[BEGIN Stored records]

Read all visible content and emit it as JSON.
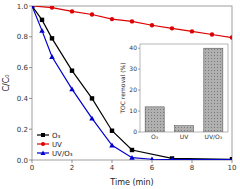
{
  "chart_data": [
    {
      "type": "line",
      "xlabel": "Time (min)",
      "ylabel": "C/C₀",
      "xlim": [
        0,
        10
      ],
      "ylim": [
        0,
        1.0
      ],
      "xticks": [
        0,
        2,
        4,
        6,
        8,
        10
      ],
      "yticks": [
        {
          "value": 0.0,
          "label": "0.0"
        },
        0.2,
        0.4,
        0.6,
        0.8,
        {
          "value": 1.0,
          "label": "1.0"
        }
      ],
      "grid": false,
      "legend": "lower left",
      "series": [
        {
          "name": "O₃",
          "color": "#000000",
          "marker": "square",
          "x": [
            0,
            0.5,
            1,
            2,
            3,
            4,
            5,
            7,
            10
          ],
          "values": [
            1.0,
            0.91,
            0.79,
            0.58,
            0.4,
            0.19,
            0.065,
            0.01,
            0.005
          ]
        },
        {
          "name": "UV",
          "color": "#dd0000",
          "marker": "circle",
          "x": [
            0,
            1,
            2,
            3,
            4,
            5,
            6,
            7,
            8,
            9,
            10
          ],
          "values": [
            1.0,
            0.99,
            0.965,
            0.945,
            0.915,
            0.9,
            0.875,
            0.855,
            0.835,
            0.815,
            0.795
          ]
        },
        {
          "name": "UV/O₃",
          "color": "#0000cc",
          "marker": "triangle",
          "x": [
            0,
            0.5,
            1,
            2,
            3,
            4,
            5,
            6,
            7,
            10
          ],
          "values": [
            1.0,
            0.84,
            0.67,
            0.46,
            0.27,
            0.095,
            0.015,
            0.005,
            0.003,
            0.002
          ]
        }
      ]
    },
    {
      "type": "bar",
      "ylabel": "TOC removal (%)",
      "categories": [
        "O₃",
        "UV",
        "UV/O₃"
      ],
      "values": [
        12,
        3,
        40
      ],
      "color": "#b0b0b0",
      "ylim": [
        0,
        42
      ],
      "yticks": [
        0,
        10,
        20,
        30,
        40
      ],
      "grid": false
    }
  ]
}
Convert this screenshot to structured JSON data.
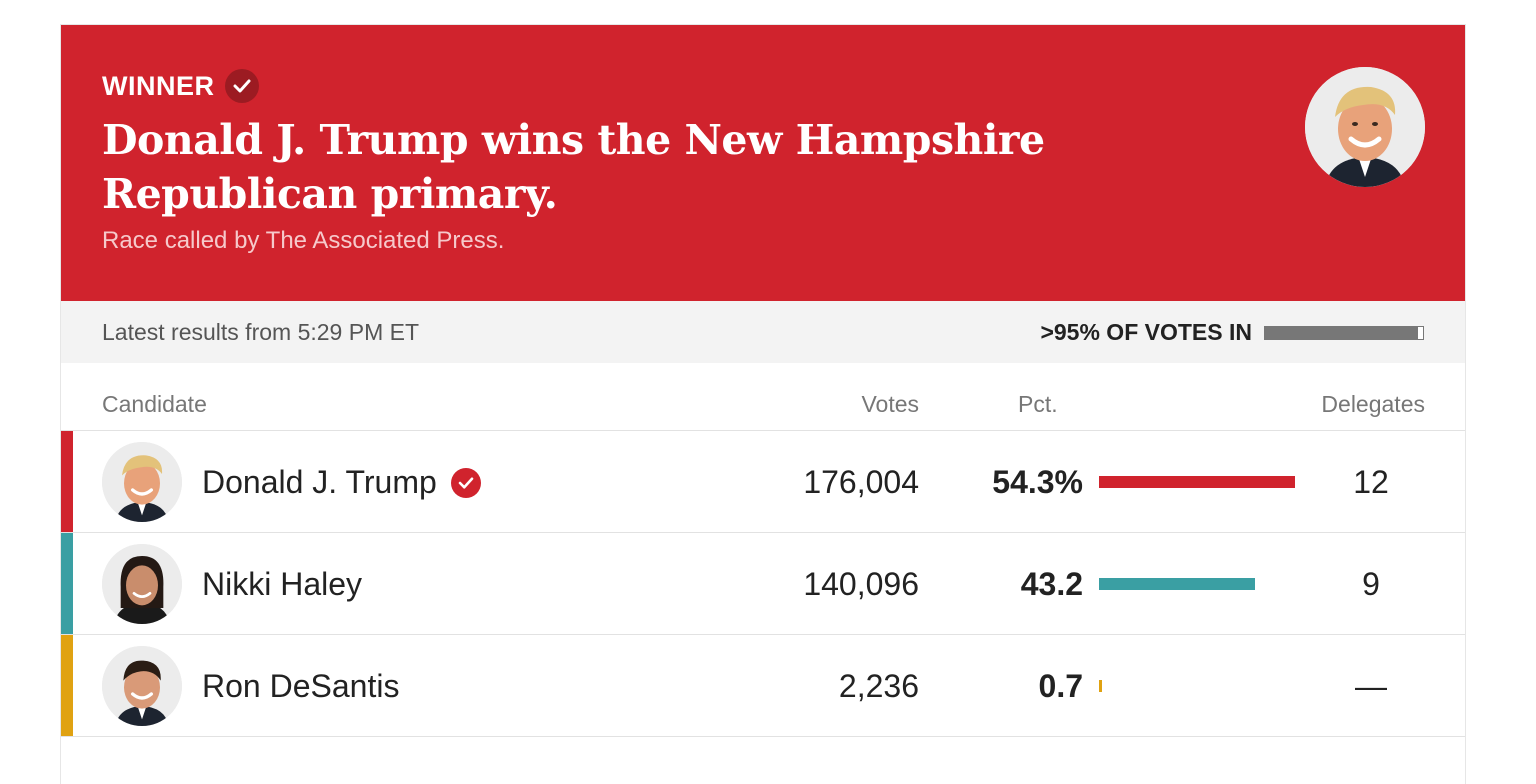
{
  "banner": {
    "label": "WINNER",
    "headline": "Donald J. Trump wins the New Hampshire Republican primary.",
    "subtext": "Race called by The Associated Press."
  },
  "status": {
    "latest": "Latest results from 5:29 PM ET",
    "votes_in": ">95% OF VOTES IN",
    "votes_in_fraction": 0.97
  },
  "table": {
    "headers": {
      "candidate": "Candidate",
      "votes": "Votes",
      "pct": "Pct.",
      "delegates": "Delegates"
    },
    "rows": [
      {
        "name": "Donald J. Trump",
        "votes": "176,004",
        "pct": "54.3%",
        "pct_value": 54.3,
        "delegates": "12",
        "color": "#d0232d",
        "winner": true
      },
      {
        "name": "Nikki Haley",
        "votes": "140,096",
        "pct": "43.2",
        "pct_value": 43.2,
        "delegates": "9",
        "color": "#3a9fa3",
        "winner": false
      },
      {
        "name": "Ron DeSantis",
        "votes": "2,236",
        "pct": "0.7",
        "pct_value": 0.7,
        "delegates": "—",
        "color": "#e0a211",
        "winner": false
      }
    ]
  },
  "colors": {
    "banner": "#d0232d",
    "progress": "#777777"
  },
  "icons": {
    "winner_check": "check-circle-icon",
    "avatar": "candidate-photo-icon"
  }
}
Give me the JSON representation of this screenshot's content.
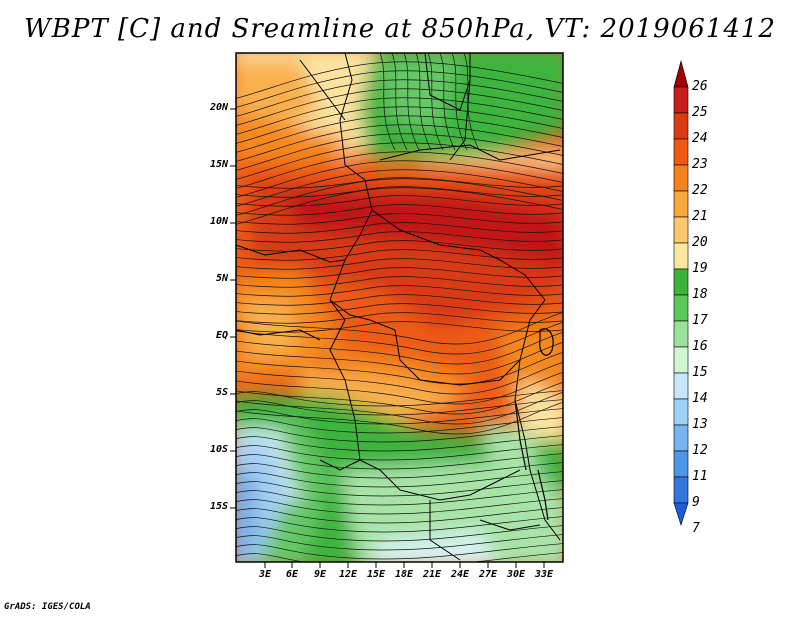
{
  "title": "WBPT [C] and Sreamline at 850hPa, VT: 2019061412",
  "credit": "GrADS: IGES/COLA",
  "lat_labels": [
    "20N",
    "15N",
    "10N",
    "5N",
    "EQ",
    "5S",
    "10S",
    "15S"
  ],
  "lon_labels": [
    "3E",
    "6E",
    "9E",
    "12E",
    "15E",
    "18E",
    "21E",
    "24E",
    "27E",
    "30E",
    "33E"
  ],
  "colorbar": {
    "levels": [
      "26",
      "25",
      "24",
      "23",
      "22",
      "21",
      "20",
      "19",
      "18",
      "17",
      "16",
      "15",
      "14",
      "13",
      "12",
      "11",
      "9",
      "7"
    ],
    "colors": [
      "#b30000",
      "#c81e1e",
      "#dc3c14",
      "#ee5a14",
      "#f5821e",
      "#f9a83c",
      "#fbc86e",
      "#fce8a0",
      "#3cb43c",
      "#5ac85a",
      "#9be09b",
      "#d2f5d2",
      "#c8e6fa",
      "#a0d2f8",
      "#78b4f0",
      "#5096e6",
      "#3278dc",
      "#1e5adc"
    ],
    "top_arrow_color": "#a00000",
    "bottom_arrow_color": "#1e5adc"
  },
  "map_colors": {
    "deep_red": "#c01818",
    "red": "#d83a18",
    "orange_red": "#ec5c18",
    "orange": "#f5891f",
    "light_orange": "#f9b04e",
    "pale_yellow": "#fce4a0",
    "green": "#3cb43c",
    "mid_green": "#66c866",
    "light_green": "#a8e4a8",
    "pale_cyan": "#d6f2ee",
    "light_blue": "#a6d0f4",
    "blue": "#7eb2ea"
  }
}
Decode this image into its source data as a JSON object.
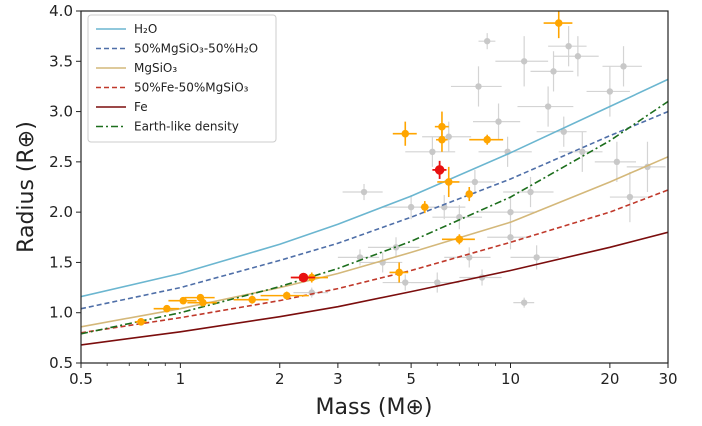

[END Stored records]

→ Given instruction:
Write the listing above out again exactly, dropping each image.

→ Exercise solution:
Read all visible content and emit it as JSON.
{
  "chart_data": [
    {
      "type": "line",
      "xlabel": "Time (min)",
      "ylabel": "C/C₀",
      "xlim": [
        0,
        10
      ],
      "ylim": [
        0,
        1.0
      ],
      "xticks": [
        0,
        2,
        4,
        6,
        8,
        10
      ],
      "yticks": [
        {
          "value": 0.0,
          "label": "0.0"
        },
        0.2,
        0.4,
        0.6,
        0.8,
        {
          "value": 1.0,
          "label": "1.0"
        }
      ],
      "grid": false,
      "legend": "lower left",
      "series": [
        {
          "name": "O₃",
          "color": "#000000",
          "marker": "square",
          "x": [
            0,
            0.5,
            1,
            2,
            3,
            4,
            5,
            7,
            10
          ],
          "values": [
            1.0,
            0.91,
            0.79,
            0.58,
            0.4,
            0.19,
            0.065,
            0.01,
            0.005
          ]
        },
        {
          "name": "UV",
          "color": "#dd0000",
          "marker": "circle",
          "x": [
            0,
            1,
            2,
            3,
            4,
            5,
            6,
            7,
            8,
            9,
            10
          ],
          "values": [
            1.0,
            0.99,
            0.965,
            0.945,
            0.915,
            0.9,
            0.875,
            0.855,
            0.835,
            0.815,
            0.795
          ]
        },
        {
          "name": "UV/O₃",
          "color": "#0000cc",
          "marker": "triangle",
          "x": [
            0,
            0.5,
            1,
            2,
            3,
            4,
            5,
            6,
            7,
            10
          ],
          "values": [
            1.0,
            0.84,
            0.67,
            0.46,
            0.27,
            0.095,
            0.015,
            0.005,
            0.003,
            0.002
          ]
        }
      ]
    },
    {
      "type": "bar",
      "ylabel": "TOC removal (%)",
      "categories": [
        "O₃",
        "UV",
        "UV/O₃"
      ],
      "values": [
        12,
        3,
        40
      ],
      "color": "#b0b0b0",
      "ylim": [
        0,
        42
      ],
      "yticks": [
        0,
        10,
        20,
        30,
        40
      ],
      "grid": false
    }
  ]
}
Convert this screenshot to structured JSON data.
{
  "banner": {
    "label": "WINNER",
    "headline": "Donald J. Trump wins the New Hampshire Republican primary.",
    "subtext": "Race called by The Associated Press."
  },
  "status": {
    "latest": "Latest results from 5:29 PM ET",
    "votes_in": ">95% OF VOTES IN",
    "votes_in_fraction": 0.97
  },
  "table": {
    "headers": {
      "candidate": "Candidate",
      "votes": "Votes",
      "pct": "Pct.",
      "delegates": "Delegates"
    },
    "rows": [
      {
        "name": "Donald J. Trump",
        "votes": "176,004",
        "pct": "54.3%",
        "pct_value": 54.3,
        "delegates": "12",
        "color": "#d0232d",
        "winner": true
      },
      {
        "name": "Nikki Haley",
        "votes": "140,096",
        "pct": "43.2",
        "pct_value": 43.2,
        "delegates": "9",
        "color": "#3a9fa3",
        "winner": false
      },
      {
        "name": "Ron DeSantis",
        "votes": "2,236",
        "pct": "0.7",
        "pct_value": 0.7,
        "delegates": "—",
        "color": "#e0a211",
        "winner": false
      }
    ]
  },
  "colors": {
    "banner": "#d0232d",
    "progress": "#777777"
  },
  "icons": {
    "winner_check": "check-circle-icon",
    "avatar": "candidate-photo-icon"
  }
}
Give me the JSON representation of this screenshot's content.
{
  "title": "WBPT [C] and Sreamline at 850hPa, VT: 2019061412",
  "credit": "GrADS: IGES/COLA",
  "lat_labels": [
    "20N",
    "15N",
    "10N",
    "5N",
    "EQ",
    "5S",
    "10S",
    "15S"
  ],
  "lon_labels": [
    "3E",
    "6E",
    "9E",
    "12E",
    "15E",
    "18E",
    "21E",
    "24E",
    "27E",
    "30E",
    "33E"
  ],
  "colorbar": {
    "levels": [
      "26",
      "25",
      "24",
      "23",
      "22",
      "21",
      "20",
      "19",
      "18",
      "17",
      "16",
      "15",
      "14",
      "13",
      "12",
      "11",
      "9",
      "7"
    ],
    "colors": [
      "#b30000",
      "#c81e1e",
      "#dc3c14",
      "#ee5a14",
      "#f5821e",
      "#f9a83c",
      "#fbc86e",
      "#fce8a0",
      "#3cb43c",
      "#5ac85a",
      "#9be09b",
      "#d2f5d2",
      "#c8e6fa",
      "#a0d2f8",
      "#78b4f0",
      "#5096e6",
      "#3278dc",
      "#1e5adc"
    ],
    "top_arrow_color": "#a00000",
    "bottom_arrow_color": "#1e5adc"
  },
  "map_colors": {
    "deep_red": "#c01818",
    "red": "#d83a18",
    "orange_red": "#ec5c18",
    "orange": "#f5891f",
    "light_orange": "#f9b04e",
    "pale_yellow": "#fce4a0",
    "green": "#3cb43c",
    "mid_green": "#66c866",
    "light_green": "#a8e4a8",
    "pale_cyan": "#d6f2ee",
    "light_blue": "#a6d0f4",
    "blue": "#7eb2ea"
  }
}
Decode this image into its source data as a JSON object.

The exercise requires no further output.